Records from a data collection
▬▬▬▬▬▬

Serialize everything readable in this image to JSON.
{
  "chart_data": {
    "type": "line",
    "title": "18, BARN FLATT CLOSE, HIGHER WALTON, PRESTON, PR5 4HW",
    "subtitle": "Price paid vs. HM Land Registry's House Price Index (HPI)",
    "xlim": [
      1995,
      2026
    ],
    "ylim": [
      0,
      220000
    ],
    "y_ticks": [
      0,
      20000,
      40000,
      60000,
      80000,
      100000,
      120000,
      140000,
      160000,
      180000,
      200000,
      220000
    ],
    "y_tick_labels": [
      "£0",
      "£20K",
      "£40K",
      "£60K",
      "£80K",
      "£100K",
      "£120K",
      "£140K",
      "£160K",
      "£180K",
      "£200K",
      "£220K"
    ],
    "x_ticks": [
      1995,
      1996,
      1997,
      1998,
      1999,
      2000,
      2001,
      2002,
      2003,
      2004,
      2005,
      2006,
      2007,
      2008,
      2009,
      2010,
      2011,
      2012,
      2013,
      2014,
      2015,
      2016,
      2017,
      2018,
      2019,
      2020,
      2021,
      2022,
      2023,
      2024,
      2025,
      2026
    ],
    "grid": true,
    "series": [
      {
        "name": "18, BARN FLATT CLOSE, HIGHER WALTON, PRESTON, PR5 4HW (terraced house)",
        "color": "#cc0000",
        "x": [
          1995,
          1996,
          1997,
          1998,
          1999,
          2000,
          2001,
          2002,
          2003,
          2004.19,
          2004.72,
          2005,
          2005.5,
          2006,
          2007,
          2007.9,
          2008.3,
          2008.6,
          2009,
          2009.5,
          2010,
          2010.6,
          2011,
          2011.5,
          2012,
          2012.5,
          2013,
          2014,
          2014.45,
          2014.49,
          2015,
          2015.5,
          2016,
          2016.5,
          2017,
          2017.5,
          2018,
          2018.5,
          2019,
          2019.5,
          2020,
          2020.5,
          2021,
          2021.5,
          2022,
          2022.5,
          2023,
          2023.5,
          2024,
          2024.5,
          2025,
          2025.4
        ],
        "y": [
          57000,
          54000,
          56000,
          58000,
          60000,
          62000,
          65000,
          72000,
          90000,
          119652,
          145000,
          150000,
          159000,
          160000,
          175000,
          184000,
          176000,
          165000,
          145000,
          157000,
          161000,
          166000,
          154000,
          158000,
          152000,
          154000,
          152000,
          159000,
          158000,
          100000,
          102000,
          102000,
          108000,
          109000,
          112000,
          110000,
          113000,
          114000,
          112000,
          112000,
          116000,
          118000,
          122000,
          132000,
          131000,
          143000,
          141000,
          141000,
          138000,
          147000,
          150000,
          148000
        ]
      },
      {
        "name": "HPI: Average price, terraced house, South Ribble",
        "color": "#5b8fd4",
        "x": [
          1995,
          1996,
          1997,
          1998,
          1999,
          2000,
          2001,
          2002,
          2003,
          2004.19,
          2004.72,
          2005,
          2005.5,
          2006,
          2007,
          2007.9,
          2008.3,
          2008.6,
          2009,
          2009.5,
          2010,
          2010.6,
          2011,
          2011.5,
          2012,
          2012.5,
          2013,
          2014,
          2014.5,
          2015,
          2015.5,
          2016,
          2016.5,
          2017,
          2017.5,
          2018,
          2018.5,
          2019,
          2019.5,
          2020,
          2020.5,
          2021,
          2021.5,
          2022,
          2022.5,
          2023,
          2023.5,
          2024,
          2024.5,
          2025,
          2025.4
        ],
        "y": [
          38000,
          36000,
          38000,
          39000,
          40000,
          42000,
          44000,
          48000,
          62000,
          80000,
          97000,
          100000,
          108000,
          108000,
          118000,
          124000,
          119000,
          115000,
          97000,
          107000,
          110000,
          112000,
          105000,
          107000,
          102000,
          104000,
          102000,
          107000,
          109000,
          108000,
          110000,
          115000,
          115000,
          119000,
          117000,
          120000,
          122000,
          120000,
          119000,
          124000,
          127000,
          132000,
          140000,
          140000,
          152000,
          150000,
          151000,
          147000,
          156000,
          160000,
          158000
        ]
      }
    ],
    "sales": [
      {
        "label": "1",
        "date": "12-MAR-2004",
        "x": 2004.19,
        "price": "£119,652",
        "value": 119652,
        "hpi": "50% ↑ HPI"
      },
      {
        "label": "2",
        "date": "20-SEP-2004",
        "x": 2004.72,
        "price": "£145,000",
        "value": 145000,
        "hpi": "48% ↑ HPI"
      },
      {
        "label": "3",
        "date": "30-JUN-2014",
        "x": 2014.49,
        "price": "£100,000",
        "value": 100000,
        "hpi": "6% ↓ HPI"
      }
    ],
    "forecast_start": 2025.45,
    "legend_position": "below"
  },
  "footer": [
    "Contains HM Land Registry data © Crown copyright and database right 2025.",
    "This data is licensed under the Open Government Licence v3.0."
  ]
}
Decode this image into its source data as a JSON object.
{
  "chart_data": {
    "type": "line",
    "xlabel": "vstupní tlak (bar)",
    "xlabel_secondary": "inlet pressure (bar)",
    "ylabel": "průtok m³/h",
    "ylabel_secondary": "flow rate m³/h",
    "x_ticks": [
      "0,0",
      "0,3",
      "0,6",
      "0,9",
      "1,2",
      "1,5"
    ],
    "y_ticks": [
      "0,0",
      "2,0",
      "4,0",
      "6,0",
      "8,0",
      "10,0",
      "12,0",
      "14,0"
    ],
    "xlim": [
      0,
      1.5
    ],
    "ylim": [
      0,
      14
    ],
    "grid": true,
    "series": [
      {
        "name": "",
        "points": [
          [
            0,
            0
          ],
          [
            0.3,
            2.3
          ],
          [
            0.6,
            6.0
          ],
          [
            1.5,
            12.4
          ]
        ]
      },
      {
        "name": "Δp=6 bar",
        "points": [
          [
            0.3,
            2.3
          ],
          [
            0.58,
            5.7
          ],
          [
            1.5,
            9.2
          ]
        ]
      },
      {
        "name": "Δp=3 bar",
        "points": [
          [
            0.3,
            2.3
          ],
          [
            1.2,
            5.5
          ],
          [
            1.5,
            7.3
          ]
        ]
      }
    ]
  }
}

▬▬▬▬▬▬

▸ **STATED EXERCISE**: Please quote the records above exactly, without skipping a line.

▸ **THE ANSWER**:
Serialize everything readable in this image to JSON.
{
  "chart_data": {
    "type": "line",
    "title": "18, BARN FLATT CLOSE, HIGHER WALTON, PRESTON, PR5 4HW",
    "subtitle": "Price paid vs. HM Land Registry's House Price Index (HPI)",
    "xlim": [
      1995,
      2026
    ],
    "ylim": [
      0,
      220000
    ],
    "y_ticks": [
      0,
      20000,
      40000,
      60000,
      80000,
      100000,
      120000,
      140000,
      160000,
      180000,
      200000,
      220000
    ],
    "y_tick_labels": [
      "£0",
      "£20K",
      "£40K",
      "£60K",
      "£80K",
      "£100K",
      "£120K",
      "£140K",
      "£160K",
      "£180K",
      "£200K",
      "£220K"
    ],
    "x_ticks": [
      1995,
      1996,
      1997,
      1998,
      1999,
      2000,
      2001,
      2002,
      2003,
      2004,
      2005,
      2006,
      2007,
      2008,
      2009,
      2010,
      2011,
      2012,
      2013,
      2014,
      2015,
      2016,
      2017,
      2018,
      2019,
      2020,
      2021,
      2022,
      2023,
      2024,
      2025,
      2026
    ],
    "grid": true,
    "series": [
      {
        "name": "18, BARN FLATT CLOSE, HIGHER WALTON, PRESTON, PR5 4HW (terraced house)",
        "color": "#cc0000",
        "x": [
          1995,
          1996,
          1997,
          1998,
          1999,
          2000,
          2001,
          2002,
          2003,
          2004.19,
          2004.72,
          2005,
          2005.5,
          2006,
          2007,
          2007.9,
          2008.3,
          2008.6,
          2009,
          2009.5,
          2010,
          2010.6,
          2011,
          2011.5,
          2012,
          2012.5,
          2013,
          2014,
          2014.45,
          2014.49,
          2015,
          2015.5,
          2016,
          2016.5,
          2017,
          2017.5,
          2018,
          2018.5,
          2019,
          2019.5,
          2020,
          2020.5,
          2021,
          2021.5,
          2022,
          2022.5,
          2023,
          2023.5,
          2024,
          2024.5,
          2025,
          2025.4
        ],
        "y": [
          57000,
          54000,
          56000,
          58000,
          60000,
          62000,
          65000,
          72000,
          90000,
          119652,
          145000,
          150000,
          159000,
          160000,
          175000,
          184000,
          176000,
          165000,
          145000,
          157000,
          161000,
          166000,
          154000,
          158000,
          152000,
          154000,
          152000,
          159000,
          158000,
          100000,
          102000,
          102000,
          108000,
          109000,
          112000,
          110000,
          113000,
          114000,
          112000,
          112000,
          116000,
          118000,
          122000,
          132000,
          131000,
          143000,
          141000,
          141000,
          138000,
          147000,
          150000,
          148000
        ]
      },
      {
        "name": "HPI: Average price, terraced house, South Ribble",
        "color": "#5b8fd4",
        "x": [
          1995,
          1996,
          1997,
          1998,
          1999,
          2000,
          2001,
          2002,
          2003,
          2004.19,
          2004.72,
          2005,
          2005.5,
          2006,
          2007,
          2007.9,
          2008.3,
          2008.6,
          2009,
          2009.5,
          2010,
          2010.6,
          2011,
          2011.5,
          2012,
          2012.5,
          2013,
          2014,
          2014.5,
          2015,
          2015.5,
          2016,
          2016.5,
          2017,
          2017.5,
          2018,
          2018.5,
          2019,
          2019.5,
          2020,
          2020.5,
          2021,
          2021.5,
          2022,
          2022.5,
          2023,
          2023.5,
          2024,
          2024.5,
          2025,
          2025.4
        ],
        "y": [
          38000,
          36000,
          38000,
          39000,
          40000,
          42000,
          44000,
          48000,
          62000,
          80000,
          97000,
          100000,
          108000,
          108000,
          118000,
          124000,
          119000,
          115000,
          97000,
          107000,
          110000,
          112000,
          105000,
          107000,
          102000,
          104000,
          102000,
          107000,
          109000,
          108000,
          110000,
          115000,
          115000,
          119000,
          117000,
          120000,
          122000,
          120000,
          119000,
          124000,
          127000,
          132000,
          140000,
          140000,
          152000,
          150000,
          151000,
          147000,
          156000,
          160000,
          158000
        ]
      }
    ],
    "sales": [
      {
        "label": "1",
        "date": "12-MAR-2004",
        "x": 2004.19,
        "price": "£119,652",
        "value": 119652,
        "hpi": "50% ↑ HPI"
      },
      {
        "label": "2",
        "date": "20-SEP-2004",
        "x": 2004.72,
        "price": "£145,000",
        "value": 145000,
        "hpi": "48% ↑ HPI"
      },
      {
        "label": "3",
        "date": "30-JUN-2014",
        "x": 2014.49,
        "price": "£100,000",
        "value": 100000,
        "hpi": "6% ↓ HPI"
      }
    ],
    "forecast_start": 2025.45,
    "legend_position": "below"
  },
  "footer": [
    "Contains HM Land Registry data © Crown copyright and database right 2025.",
    "This data is licensed under the Open Government Licence v3.0."
  ]
}
Decode this image into its source data as a JSON object.
{
  "chart_data": {
    "type": "line",
    "xlabel": "vstupní tlak (bar)",
    "xlabel_secondary": "inlet pressure (bar)",
    "ylabel": "průtok m³/h",
    "ylabel_secondary": "flow rate m³/h",
    "x_ticks": [
      "0,0",
      "0,3",
      "0,6",
      "0,9",
      "1,2",
      "1,5"
    ],
    "y_ticks": [
      "0,0",
      "2,0",
      "4,0",
      "6,0",
      "8,0",
      "10,0",
      "12,0",
      "14,0"
    ],
    "xlim": [
      0,
      1.5
    ],
    "ylim": [
      0,
      14
    ],
    "grid": true,
    "series": [
      {
        "name": "",
        "points": [
          [
            0,
            0
          ],
          [
            0.3,
            2.3
          ],
          [
            0.6,
            6.0
          ],
          [
            1.5,
            12.4
          ]
        ]
      },
      {
        "name": "Δp=6 bar",
        "points": [
          [
            0.3,
            2.3
          ],
          [
            0.58,
            5.7
          ],
          [
            1.5,
            9.2
          ]
        ]
      },
      {
        "name": "Δp=3 bar",
        "points": [
          [
            0.3,
            2.3
          ],
          [
            1.2,
            5.5
          ],
          [
            1.5,
            7.3
          ]
        ]
      }
    ]
  }
}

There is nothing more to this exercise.